*Aim of the task*
Output every entry below word for word, minus the images.

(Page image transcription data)
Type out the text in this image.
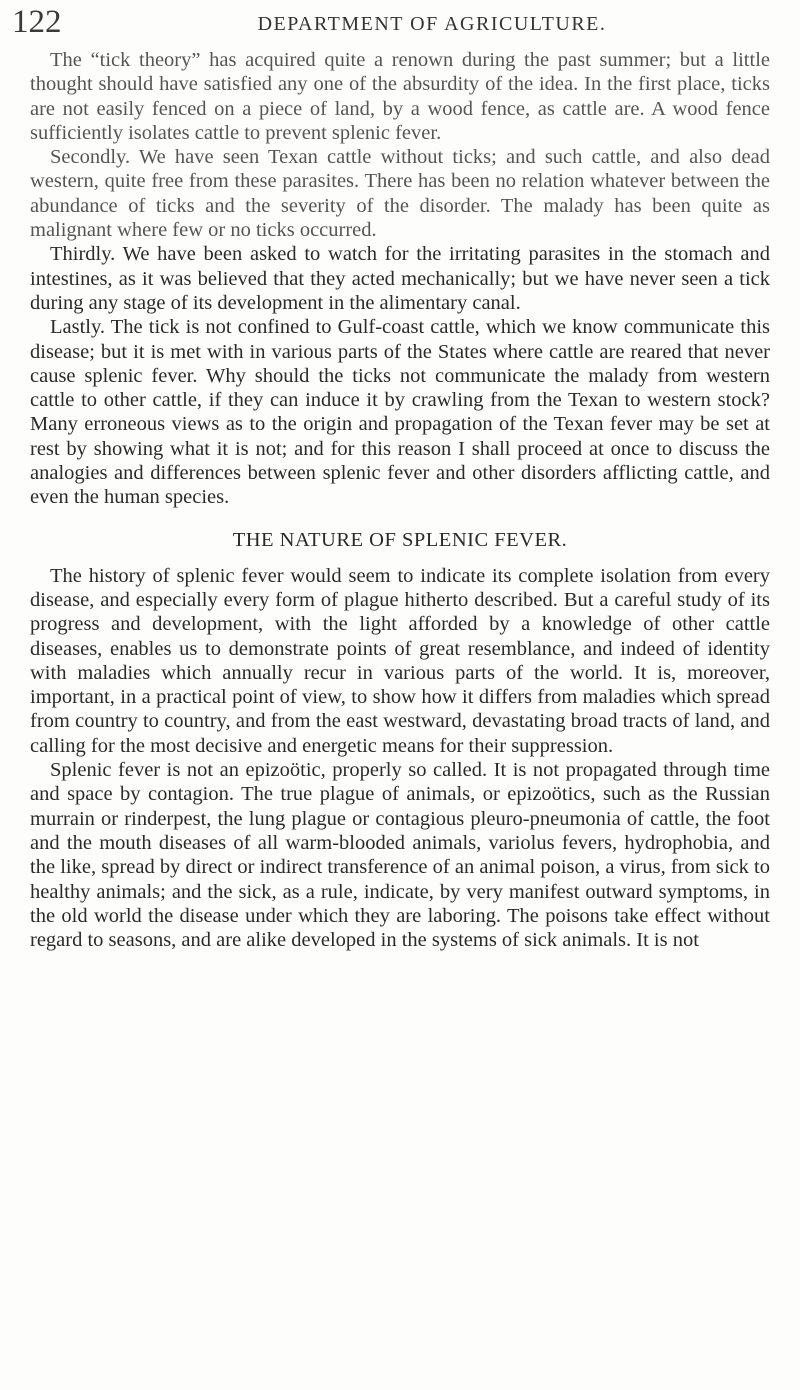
122	DEPARTMENT OF AGRICULTURE.

The “tick theory” has acquired quite a renown during the past summer; but a little thought should have satisfied any one of the absurdity of the idea. In the first place, ticks are not easily fenced on a piece of land, by a wood fence, as cattle are. A wood fence sufficiently isolates cattle to prevent splenic fever.

Secondly. We have seen Texan cattle without ticks; and such cattle, and also dead western, quite free from these parasites. There has been no relation whatever between the abundance of ticks and the severity of the disorder. The malady has been quite as malignant where few or no ticks occurred.

Thirdly. We have been asked to watch for the irritating parasites in the stomach and intestines, as it was believed that they acted mechanically; but we have never seen a tick during any stage of its development in the alimentary canal.

Lastly. The tick is not confined to Gulf-coast cattle, which we know communicate this disease; but it is met with in various parts of the States where cattle are reared that never cause splenic fever. Why should the ticks not communicate the malady from western cattle to other cattle, if they can induce it by crawling from the Texan to western stock? Many erroneous views as to the origin and propagation of the Texan fever may be set at rest by showing what it is not; and for this reason I shall proceed at once to discuss the analogies and differences between splenic fever and other disorders afflicting cattle, and even the human species.

THE NATURE OF SPLENIC FEVER.

The history of splenic fever would seem to indicate its complete isolation from every disease, and especially every form of plague hitherto described. But a careful study of its progress and development, with the light afforded by a knowledge of other cattle diseases, enables us to demonstrate points of great resemblance, and indeed of identity with maladies which annually recur in various parts of the world. It is, moreover, important, in a practical point of view, to show how it differs from maladies which spread from country to country, and from the east westward, devastating broad tracts of land, and calling for the most decisive and energetic means for their suppression.

Splenic fever is not an epizoötic, properly so called. It is not propagated through time and space by contagion. The true plague of animals, or epizoötics, such as the Russian murrain or rinderpest, the lung plague or contagious pleuro-pneumonia of cattle, the foot and the mouth diseases of all warm-blooded animals, variolus fevers, hydrophobia, and the like, spread by direct or indirect transference of an animal poison, a virus, from sick to healthy animals; and the sick, as a rule, indicate, by very manifest outward symptoms, in the old world the disease under which they are laboring. The poisons take effect without regard to seasons, and are alike developed in the systems of sick animals. It is not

*Your response*
Type out the text in this image.
122	DEPARTMENT OF AGRICULTURE.

The “tick theory” has acquired quite a renown during the past summer; but a little thought should have satisfied any one of the absurdity of the idea. In the first place, ticks are not easily fenced on a piece of land, by a wood fence, as cattle are. A wood fence sufficiently isolates cattle to prevent splenic fever.

Secondly. We have seen Texan cattle without ticks; and such cattle, and also dead western, quite free from these parasites. There has been no relation whatever between the abundance of ticks and the severity of the disorder. The malady has been quite as malignant where few or no ticks occurred.

Thirdly. We have been asked to watch for the irritating parasites in the stomach and intestines, as it was believed that they acted mechanically; but we have never seen a tick during any stage of its development in the alimentary canal.

Lastly. The tick is not confined to Gulf-coast cattle, which we know communicate this disease; but it is met with in various parts of the States where cattle are reared that never cause splenic fever. Why should the ticks not communicate the malady from western cattle to other cattle, if they can induce it by crawling from the Texan to western stock? Many erroneous views as to the origin and propagation of the Texan fever may be set at rest by showing what it is not; and for this reason I shall proceed at once to discuss the analogies and differences between splenic fever and other disorders afflicting cattle, and even the human species.

THE NATURE OF SPLENIC FEVER.

The history of splenic fever would seem to indicate its complete isolation from every disease, and especially every form of plague hitherto described. But a careful study of its progress and development, with the light afforded by a knowledge of other cattle diseases, enables us to demonstrate points of great resemblance, and indeed of identity with maladies which annually recur in various parts of the world. It is, moreover, important, in a practical point of view, to show how it differs from maladies which spread from country to country, and from the east westward, devastating broad tracts of land, and calling for the most decisive and energetic means for their suppression.

Splenic fever is not an epizoötic, properly so called. It is not propagated through time and space by contagion. The true plague of animals, or epizoötics, such as the Russian murrain or rinderpest, the lung plague or contagious pleuro-pneumonia of cattle, the foot and the mouth diseases of all warm-blooded animals, variolus fevers, hydrophobia, and the like, spread by direct or indirect transference of an animal poison, a virus, from sick to healthy animals; and the sick, as a rule, indicate, by very manifest outward symptoms, in the old world the disease under which they are laboring. The poisons take effect without regard to seasons, and are alike developed in the systems of sick animals. It is not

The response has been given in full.